Retype the records below exactly as they appear, but leave out any pictures.
** START The input **
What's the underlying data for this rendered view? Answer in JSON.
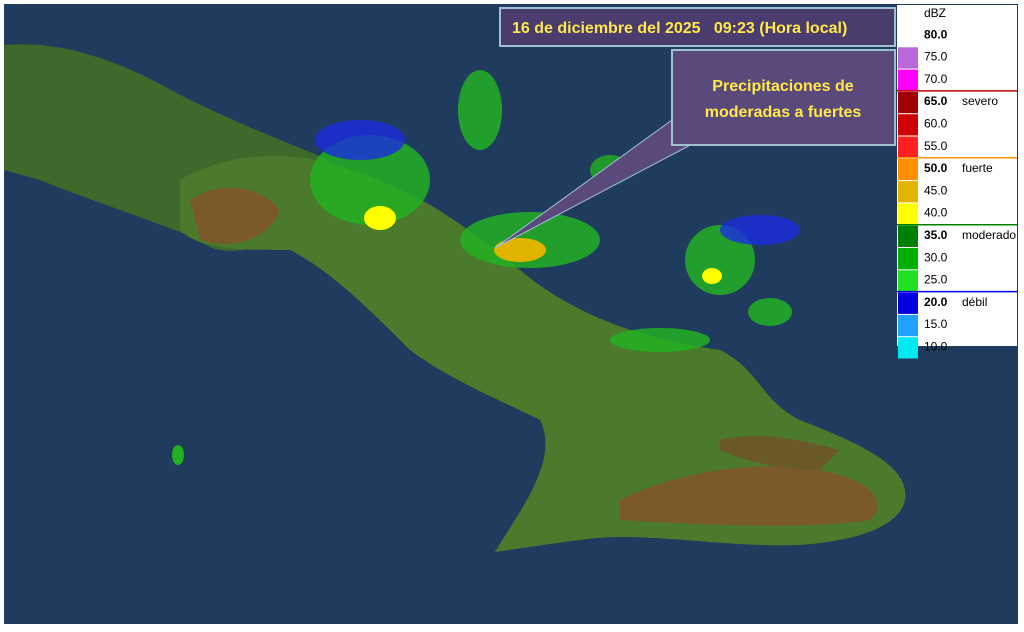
{
  "header": {
    "title": "16 de diciembre del 2025   09:23 (Hora local)"
  },
  "callout": {
    "text_lines": [
      "Precipitaciones de",
      "moderadas a fuertes"
    ]
  },
  "legend": {
    "unit": "dBZ",
    "groups": [
      {
        "label": null,
        "color": "#ffffff",
        "entries": [
          {
            "value": "80.0",
            "color": "#ffffff"
          },
          {
            "value": "75.0",
            "color": "#b868d8"
          },
          {
            "value": "70.0",
            "color": "#ff00ff"
          }
        ]
      },
      {
        "label": "severo",
        "color": "#c00000",
        "entries": [
          {
            "value": "65.0",
            "color": "#a00000"
          },
          {
            "value": "60.0",
            "color": "#d00000"
          },
          {
            "value": "55.0",
            "color": "#ff2020"
          }
        ]
      },
      {
        "label": "fuerte",
        "color": "#ff9000",
        "entries": [
          {
            "value": "50.0",
            "color": "#ff9000"
          },
          {
            "value": "45.0",
            "color": "#e0b400"
          },
          {
            "value": "40.0",
            "color": "#ffff00"
          }
        ]
      },
      {
        "label": "moderado",
        "color": "#008000",
        "entries": [
          {
            "value": "35.0",
            "color": "#008000"
          },
          {
            "value": "30.0",
            "color": "#00b000"
          },
          {
            "value": "25.0",
            "color": "#20e020"
          }
        ]
      },
      {
        "label": "débil",
        "color": "#0000e0",
        "entries": [
          {
            "value": "20.0",
            "color": "#0000e0"
          },
          {
            "value": "15.0",
            "color": "#20a0ff"
          },
          {
            "value": "10.0",
            "color": "#00e8f0"
          }
        ]
      }
    ]
  }
}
** END The input **
→ Solution
What's the underlying data for this rendered view? Answer in JSON.
{
  "header": {
    "title": "16 de diciembre del 2025   09:23 (Hora local)"
  },
  "callout": {
    "text_lines": [
      "Precipitaciones de",
      "moderadas a fuertes"
    ]
  },
  "legend": {
    "unit": "dBZ",
    "groups": [
      {
        "label": null,
        "color": "#ffffff",
        "entries": [
          {
            "value": "80.0",
            "color": "#ffffff"
          },
          {
            "value": "75.0",
            "color": "#b868d8"
          },
          {
            "value": "70.0",
            "color": "#ff00ff"
          }
        ]
      },
      {
        "label": "severo",
        "color": "#c00000",
        "entries": [
          {
            "value": "65.0",
            "color": "#a00000"
          },
          {
            "value": "60.0",
            "color": "#d00000"
          },
          {
            "value": "55.0",
            "color": "#ff2020"
          }
        ]
      },
      {
        "label": "fuerte",
        "color": "#ff9000",
        "entries": [
          {
            "value": "50.0",
            "color": "#ff9000"
          },
          {
            "value": "45.0",
            "color": "#e0b400"
          },
          {
            "value": "40.0",
            "color": "#ffff00"
          }
        ]
      },
      {
        "label": "moderado",
        "color": "#008000",
        "entries": [
          {
            "value": "35.0",
            "color": "#008000"
          },
          {
            "value": "30.0",
            "color": "#00b000"
          },
          {
            "value": "25.0",
            "color": "#20e020"
          }
        ]
      },
      {
        "label": "débil",
        "color": "#0000e0",
        "entries": [
          {
            "value": "20.0",
            "color": "#0000e0"
          },
          {
            "value": "15.0",
            "color": "#20a0ff"
          },
          {
            "value": "10.0",
            "color": "#00e8f0"
          }
        ]
      }
    ]
  }
}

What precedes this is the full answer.